[Goal]: Omit all pictures, then retype the data exactly as given.

[Material shown]:
START

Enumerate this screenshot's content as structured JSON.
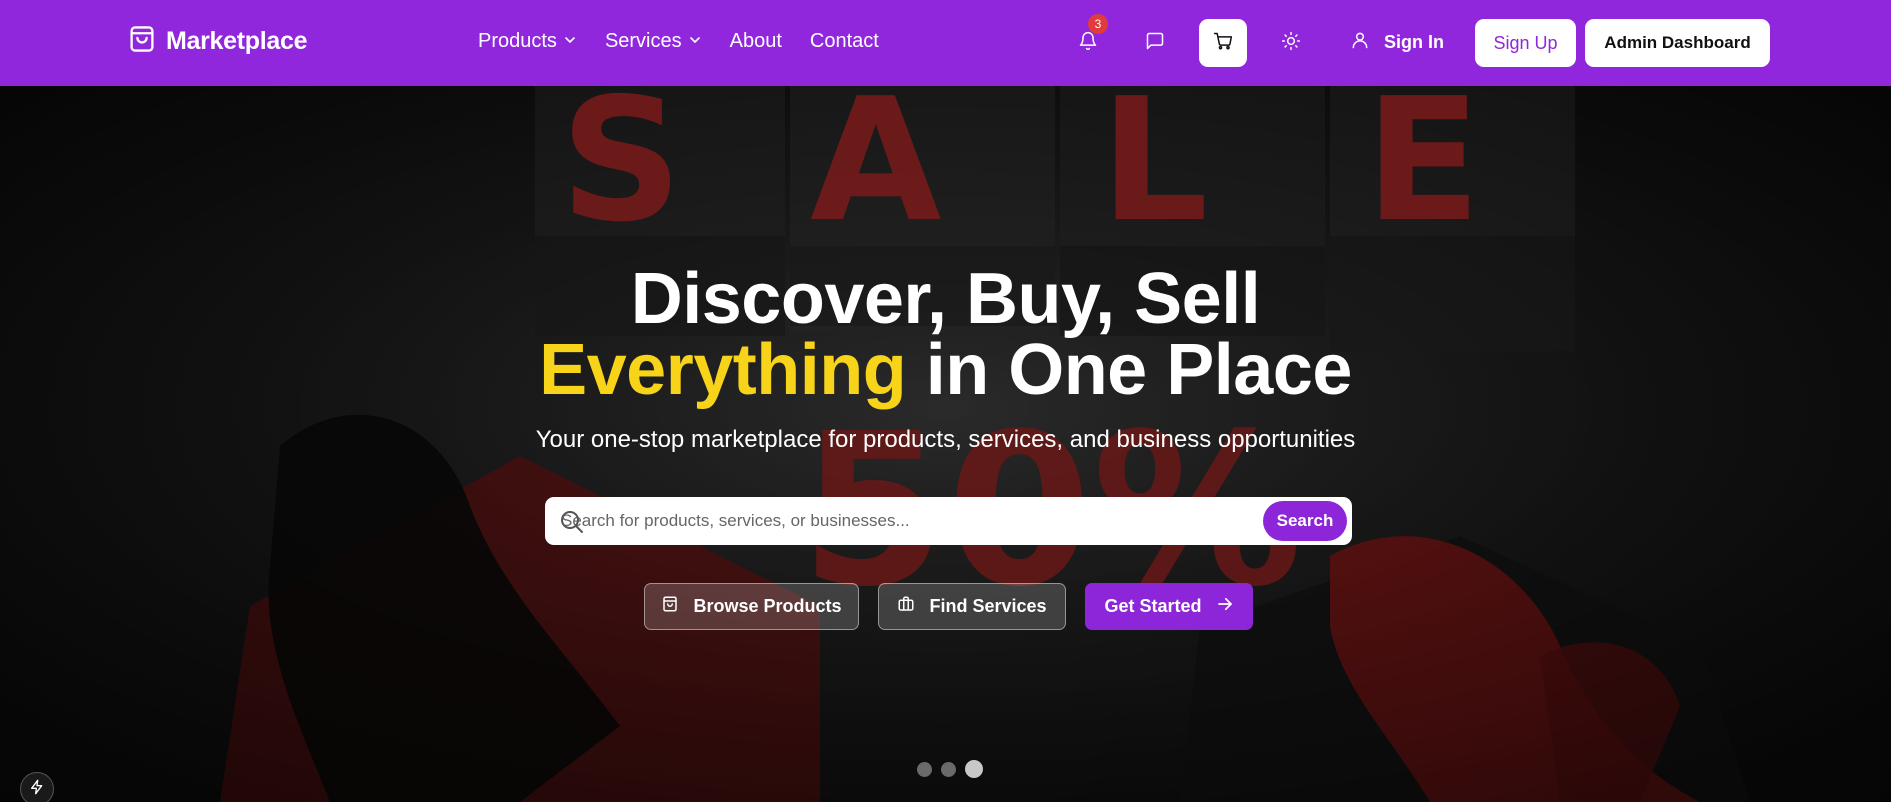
{
  "brand": {
    "name": "Marketplace"
  },
  "nav": {
    "items": [
      {
        "label": "Products",
        "has_dropdown": true
      },
      {
        "label": "Services",
        "has_dropdown": true
      },
      {
        "label": "About",
        "has_dropdown": false
      },
      {
        "label": "Contact",
        "has_dropdown": false
      }
    ],
    "notifications_count": "3",
    "signin_label": "Sign In",
    "signup_label": "Sign Up",
    "admin_label": "Admin Dashboard"
  },
  "hero": {
    "banner_letters": [
      "S",
      "A",
      "L",
      "E"
    ],
    "banner_discount": "50%",
    "headline_line1": "Discover, Buy, Sell",
    "headline_accent": "Everything",
    "headline_rest": " in One Place",
    "subtitle": "Your one-stop marketplace for products, services, and business opportunities",
    "search": {
      "placeholder": "Search for products, services, or businesses...",
      "value": "",
      "button_label": "Search"
    },
    "actions": [
      {
        "label": "Browse Products",
        "icon": "shopping-bag-icon"
      },
      {
        "label": "Find Services",
        "icon": "briefcase-icon"
      },
      {
        "label": "Get Started",
        "icon": "arrow-right-icon"
      }
    ],
    "carousel": {
      "slides": 3,
      "active_index": 2
    }
  },
  "colors": {
    "brand_purple": "#9127dc",
    "accent_yellow": "#f7d31a",
    "notification_red": "#e23b3b"
  }
}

END

[Answer below]:
Enumerate this screenshot's content as structured JSON.
{
  "brand": {
    "name": "Marketplace"
  },
  "nav": {
    "items": [
      {
        "label": "Products",
        "has_dropdown": true
      },
      {
        "label": "Services",
        "has_dropdown": true
      },
      {
        "label": "About",
        "has_dropdown": false
      },
      {
        "label": "Contact",
        "has_dropdown": false
      }
    ],
    "notifications_count": "3",
    "signin_label": "Sign In",
    "signup_label": "Sign Up",
    "admin_label": "Admin Dashboard"
  },
  "hero": {
    "banner_letters": [
      "S",
      "A",
      "L",
      "E"
    ],
    "banner_discount": "50%",
    "headline_line1": "Discover, Buy, Sell",
    "headline_accent": "Everything",
    "headline_rest": " in One Place",
    "subtitle": "Your one-stop marketplace for products, services, and business opportunities",
    "search": {
      "placeholder": "Search for products, services, or businesses...",
      "value": "",
      "button_label": "Search"
    },
    "actions": [
      {
        "label": "Browse Products",
        "icon": "shopping-bag-icon"
      },
      {
        "label": "Find Services",
        "icon": "briefcase-icon"
      },
      {
        "label": "Get Started",
        "icon": "arrow-right-icon"
      }
    ],
    "carousel": {
      "slides": 3,
      "active_index": 2
    }
  },
  "colors": {
    "brand_purple": "#9127dc",
    "accent_yellow": "#f7d31a",
    "notification_red": "#e23b3b"
  }
}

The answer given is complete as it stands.